* INSTRUCTIONS TO FOLLOW
Scan the listing and work out how many lines contain the word "Customs". Nothing but the number should be given.

-- begin EXERCISE MATERIALS --

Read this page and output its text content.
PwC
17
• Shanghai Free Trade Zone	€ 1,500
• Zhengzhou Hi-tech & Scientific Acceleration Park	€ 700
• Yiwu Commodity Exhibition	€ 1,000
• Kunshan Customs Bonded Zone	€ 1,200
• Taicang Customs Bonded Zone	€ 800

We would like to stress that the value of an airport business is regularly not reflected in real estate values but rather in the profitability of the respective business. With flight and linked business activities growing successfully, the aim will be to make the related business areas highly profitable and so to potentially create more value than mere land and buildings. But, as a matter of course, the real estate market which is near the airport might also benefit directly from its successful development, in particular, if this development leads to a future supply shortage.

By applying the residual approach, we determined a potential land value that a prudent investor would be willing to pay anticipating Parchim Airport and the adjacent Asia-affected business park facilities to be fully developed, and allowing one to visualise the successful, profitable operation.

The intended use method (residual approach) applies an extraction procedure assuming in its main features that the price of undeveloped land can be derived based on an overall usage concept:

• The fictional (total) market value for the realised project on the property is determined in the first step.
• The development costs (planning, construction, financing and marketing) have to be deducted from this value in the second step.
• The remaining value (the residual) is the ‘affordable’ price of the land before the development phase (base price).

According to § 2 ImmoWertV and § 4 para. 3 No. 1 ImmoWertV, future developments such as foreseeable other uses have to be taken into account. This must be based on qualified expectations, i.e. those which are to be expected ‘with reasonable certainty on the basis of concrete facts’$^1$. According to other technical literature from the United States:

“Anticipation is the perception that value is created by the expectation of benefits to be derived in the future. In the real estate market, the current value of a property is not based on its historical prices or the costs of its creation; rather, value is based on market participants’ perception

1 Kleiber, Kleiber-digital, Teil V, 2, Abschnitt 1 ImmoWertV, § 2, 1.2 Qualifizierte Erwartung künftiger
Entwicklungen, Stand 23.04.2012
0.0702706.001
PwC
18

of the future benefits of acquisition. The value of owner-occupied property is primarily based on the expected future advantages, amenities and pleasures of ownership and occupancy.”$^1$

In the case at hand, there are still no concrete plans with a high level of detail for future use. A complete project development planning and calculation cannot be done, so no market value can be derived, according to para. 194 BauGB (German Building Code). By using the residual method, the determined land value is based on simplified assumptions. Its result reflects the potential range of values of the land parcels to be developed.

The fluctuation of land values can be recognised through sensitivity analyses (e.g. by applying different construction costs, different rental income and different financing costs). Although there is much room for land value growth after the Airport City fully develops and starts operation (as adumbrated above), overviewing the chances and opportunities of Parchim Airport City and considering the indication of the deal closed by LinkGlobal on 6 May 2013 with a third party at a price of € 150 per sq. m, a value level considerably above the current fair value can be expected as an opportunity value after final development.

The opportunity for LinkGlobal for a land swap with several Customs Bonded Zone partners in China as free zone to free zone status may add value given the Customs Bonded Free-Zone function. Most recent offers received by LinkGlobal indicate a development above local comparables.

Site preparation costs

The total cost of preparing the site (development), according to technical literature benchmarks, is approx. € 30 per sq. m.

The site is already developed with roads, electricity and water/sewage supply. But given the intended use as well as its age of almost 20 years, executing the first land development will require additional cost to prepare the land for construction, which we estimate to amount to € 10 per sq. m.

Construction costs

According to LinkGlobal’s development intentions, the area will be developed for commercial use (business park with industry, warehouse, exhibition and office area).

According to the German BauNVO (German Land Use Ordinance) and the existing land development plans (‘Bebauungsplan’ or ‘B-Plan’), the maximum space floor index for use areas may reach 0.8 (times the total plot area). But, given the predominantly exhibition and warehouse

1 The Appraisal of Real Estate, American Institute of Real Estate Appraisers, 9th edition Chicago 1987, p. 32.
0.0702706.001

-- end EXERCISE MATERIALS --

* TASK ANSWER
3